* OBJECTIVE *
Copy each line below that contains "document".

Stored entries
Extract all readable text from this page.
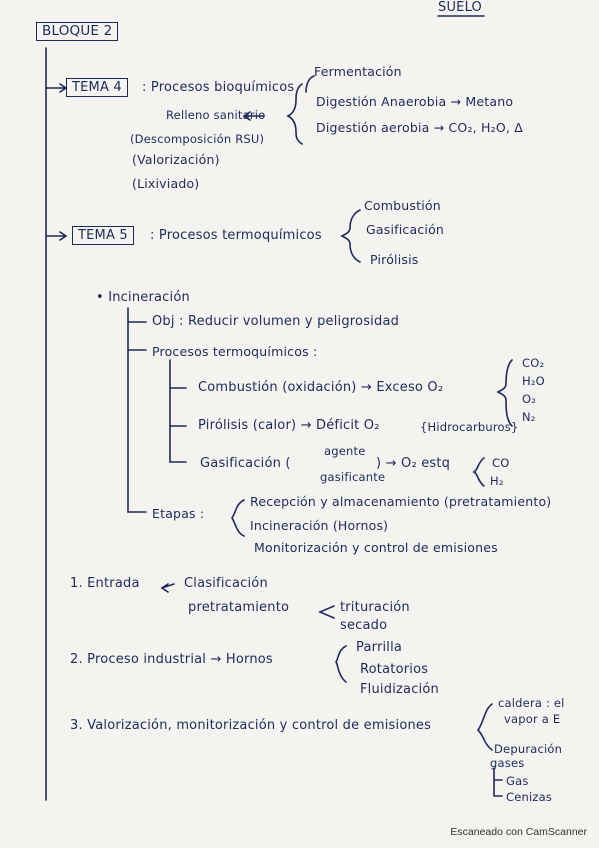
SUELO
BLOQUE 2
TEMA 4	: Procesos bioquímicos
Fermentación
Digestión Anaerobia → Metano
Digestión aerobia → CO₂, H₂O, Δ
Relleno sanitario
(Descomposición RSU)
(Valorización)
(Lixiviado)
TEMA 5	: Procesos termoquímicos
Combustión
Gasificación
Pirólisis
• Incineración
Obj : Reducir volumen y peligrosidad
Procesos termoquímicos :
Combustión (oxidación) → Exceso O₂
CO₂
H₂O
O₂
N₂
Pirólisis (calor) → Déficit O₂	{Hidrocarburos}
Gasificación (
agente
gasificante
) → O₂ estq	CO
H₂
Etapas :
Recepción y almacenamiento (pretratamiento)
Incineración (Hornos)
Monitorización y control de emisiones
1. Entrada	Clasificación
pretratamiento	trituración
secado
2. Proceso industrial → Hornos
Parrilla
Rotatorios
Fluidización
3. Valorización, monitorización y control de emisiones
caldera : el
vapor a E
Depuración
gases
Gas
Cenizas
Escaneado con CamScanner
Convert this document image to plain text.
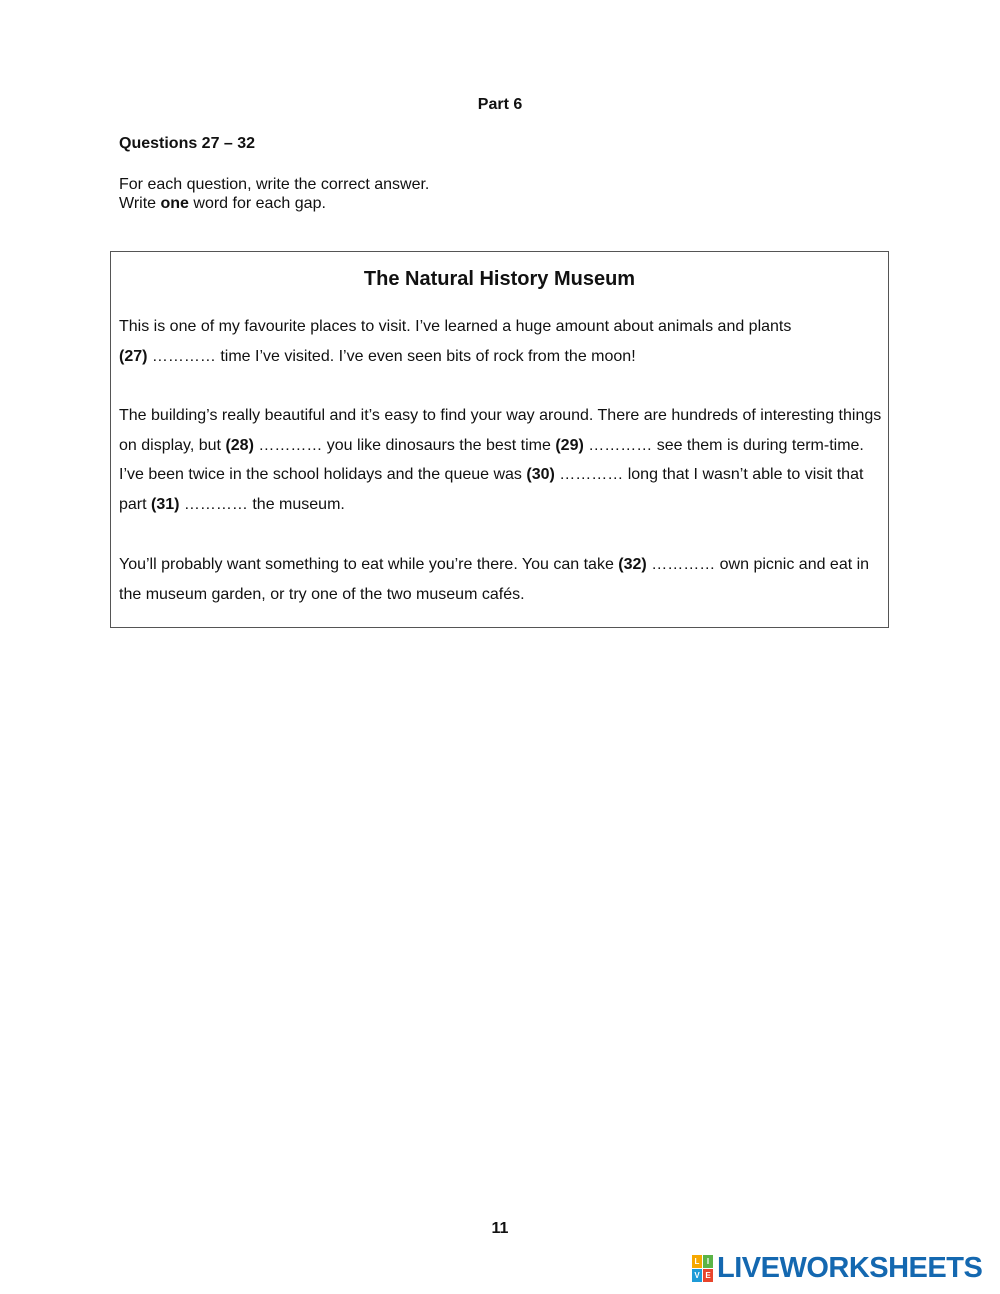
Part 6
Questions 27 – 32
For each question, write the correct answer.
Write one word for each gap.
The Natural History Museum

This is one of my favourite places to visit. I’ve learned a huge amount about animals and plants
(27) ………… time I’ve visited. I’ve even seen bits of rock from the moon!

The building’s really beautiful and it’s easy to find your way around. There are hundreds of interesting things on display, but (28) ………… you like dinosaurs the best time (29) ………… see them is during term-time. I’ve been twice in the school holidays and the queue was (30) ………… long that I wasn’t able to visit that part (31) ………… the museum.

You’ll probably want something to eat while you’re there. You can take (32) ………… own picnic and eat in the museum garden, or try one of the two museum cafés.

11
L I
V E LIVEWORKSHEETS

==

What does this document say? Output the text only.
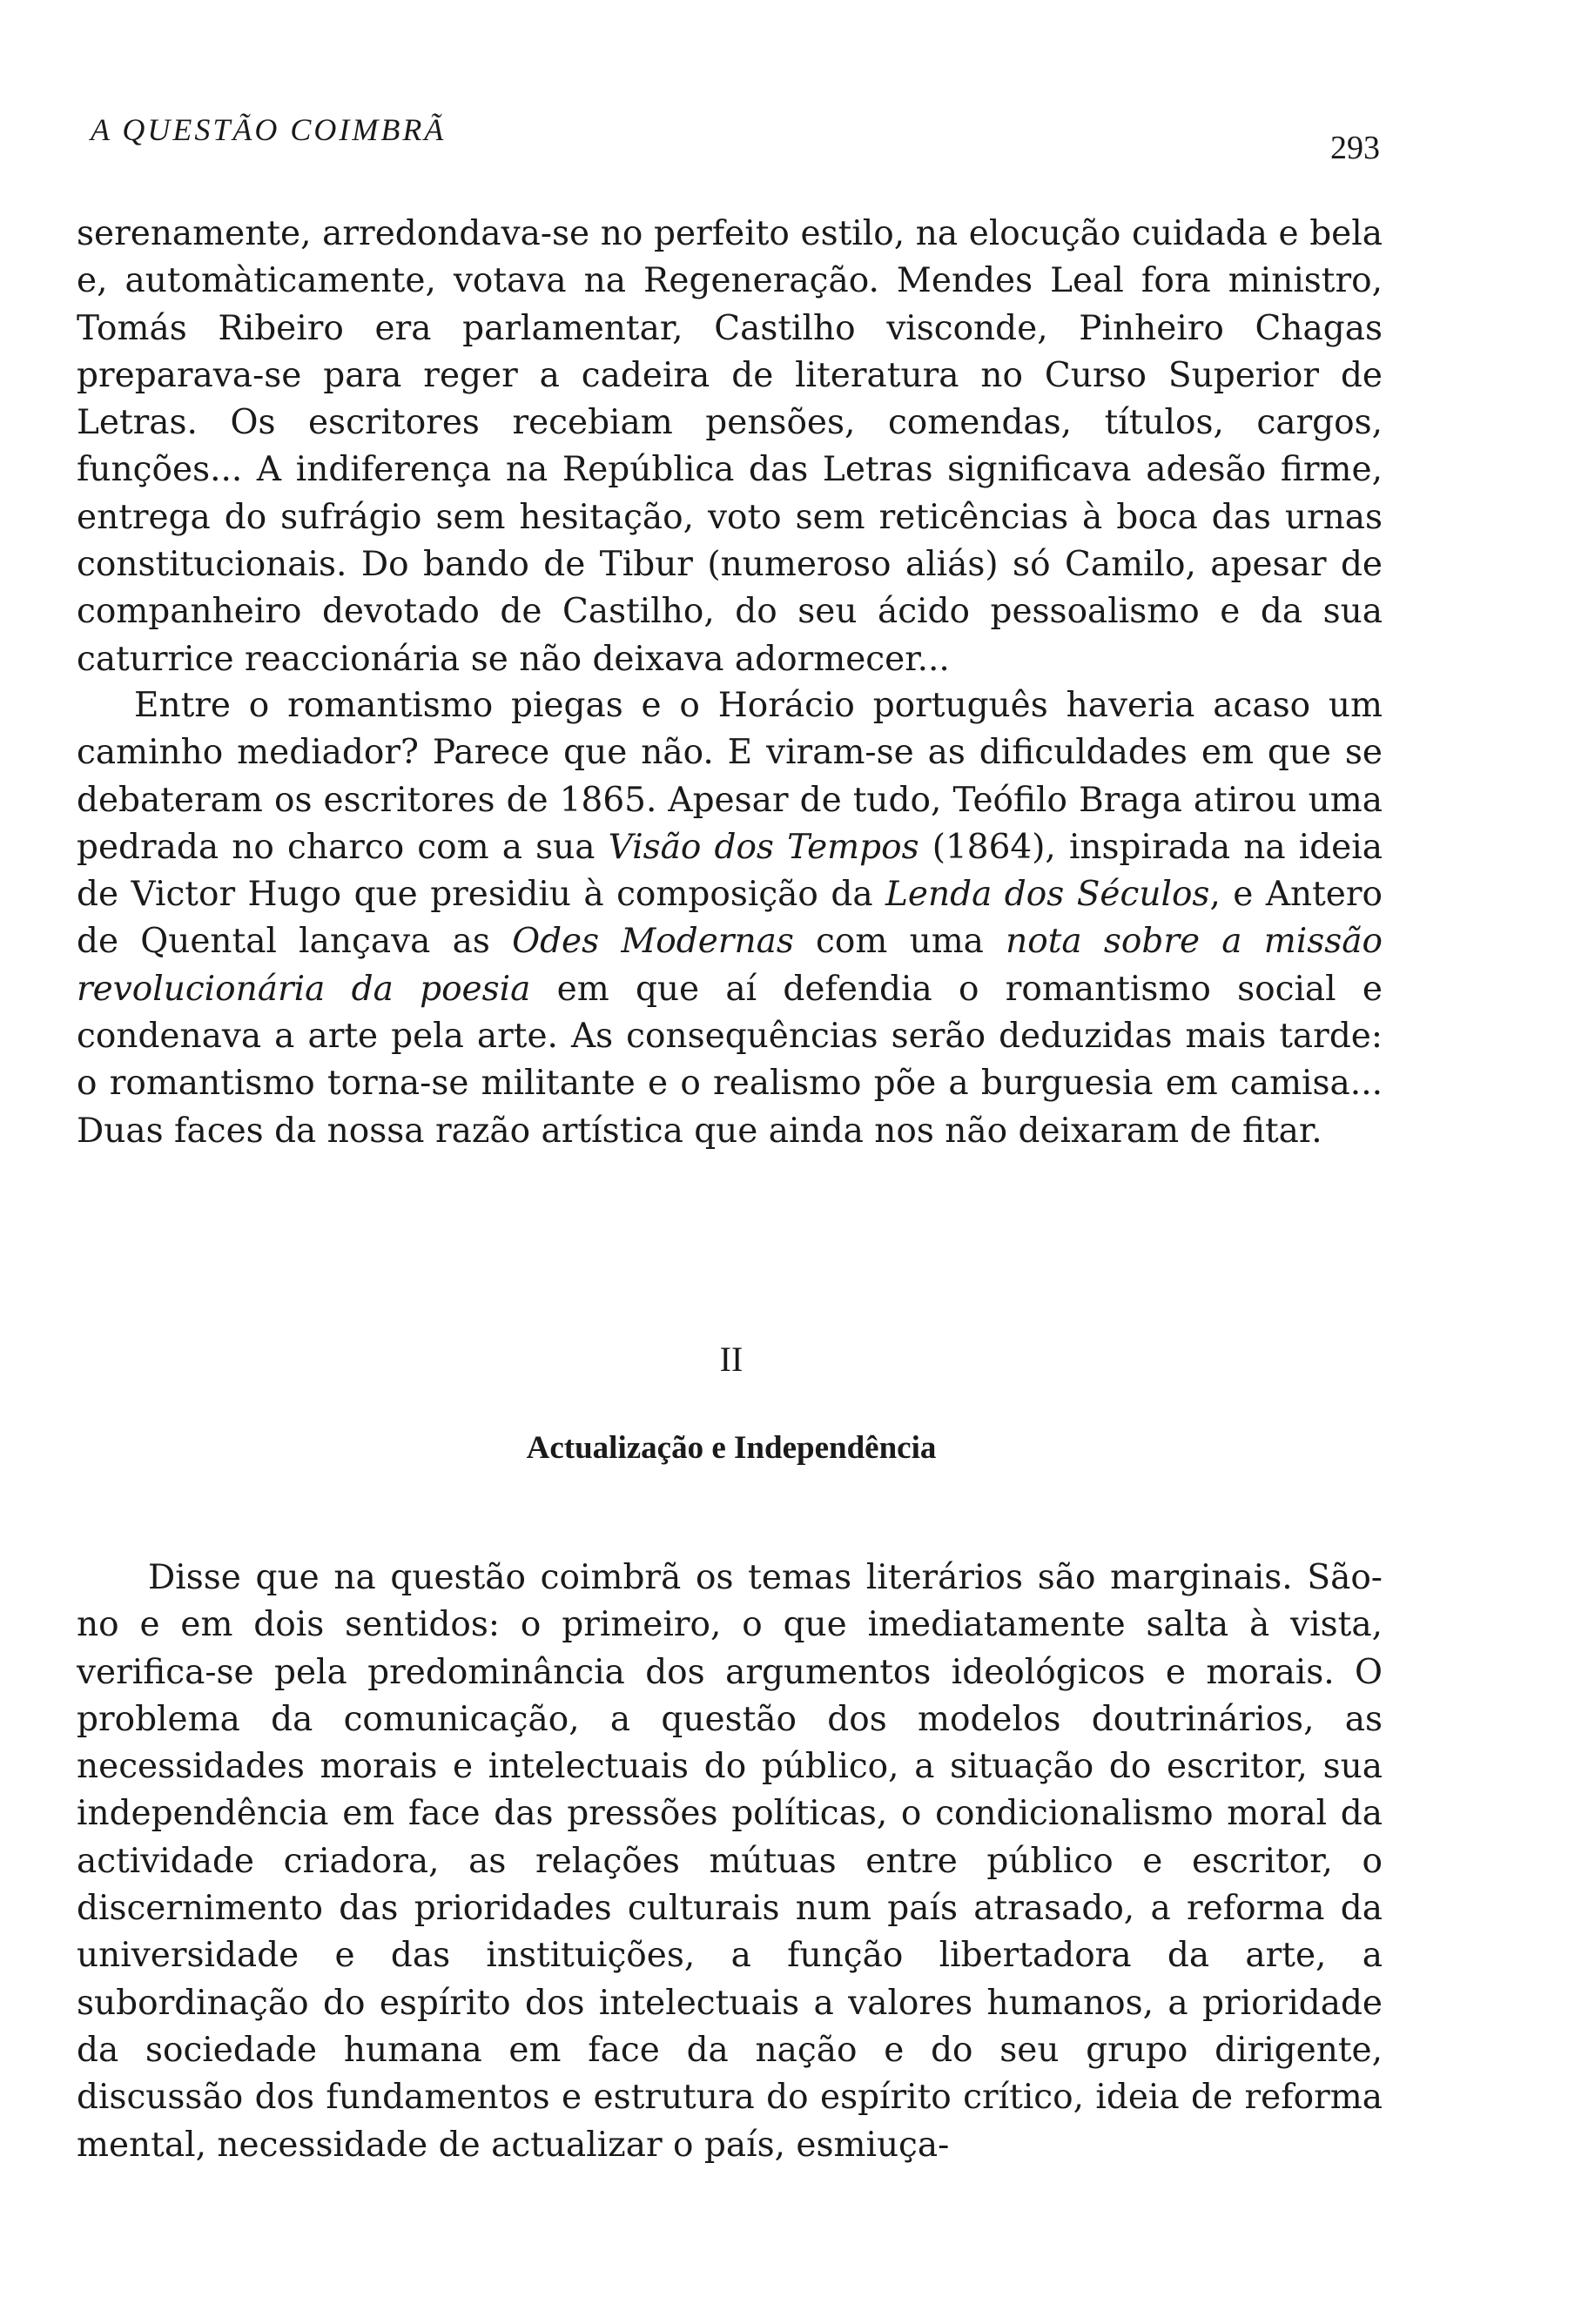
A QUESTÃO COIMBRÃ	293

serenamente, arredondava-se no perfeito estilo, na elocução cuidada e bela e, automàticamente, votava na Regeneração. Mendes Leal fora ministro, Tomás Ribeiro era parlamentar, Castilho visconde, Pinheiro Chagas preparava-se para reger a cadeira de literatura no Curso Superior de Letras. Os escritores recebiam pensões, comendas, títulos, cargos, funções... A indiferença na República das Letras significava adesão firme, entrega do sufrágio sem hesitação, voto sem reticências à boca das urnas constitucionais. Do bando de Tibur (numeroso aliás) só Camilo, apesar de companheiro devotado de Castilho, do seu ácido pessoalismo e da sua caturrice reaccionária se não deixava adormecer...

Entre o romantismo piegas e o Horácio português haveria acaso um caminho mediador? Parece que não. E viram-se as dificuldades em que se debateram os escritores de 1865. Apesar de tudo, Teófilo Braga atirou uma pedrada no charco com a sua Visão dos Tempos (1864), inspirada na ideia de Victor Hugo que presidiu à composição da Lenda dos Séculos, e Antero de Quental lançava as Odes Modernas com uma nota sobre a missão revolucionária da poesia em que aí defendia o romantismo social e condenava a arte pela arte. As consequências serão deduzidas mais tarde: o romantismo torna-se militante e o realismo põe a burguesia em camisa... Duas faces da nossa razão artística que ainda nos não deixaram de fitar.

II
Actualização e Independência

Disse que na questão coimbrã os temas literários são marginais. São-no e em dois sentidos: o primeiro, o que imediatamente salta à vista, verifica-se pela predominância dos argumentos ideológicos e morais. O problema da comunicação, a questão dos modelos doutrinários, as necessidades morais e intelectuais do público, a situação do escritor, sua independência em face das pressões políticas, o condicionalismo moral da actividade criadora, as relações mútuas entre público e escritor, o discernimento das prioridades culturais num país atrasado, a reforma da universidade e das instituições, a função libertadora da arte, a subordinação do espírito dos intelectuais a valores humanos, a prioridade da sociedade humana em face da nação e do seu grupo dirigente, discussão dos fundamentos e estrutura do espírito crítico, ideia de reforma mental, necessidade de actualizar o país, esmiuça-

* ANSWER *
Convert this document image to plain text.
What does this document say? Output the text only.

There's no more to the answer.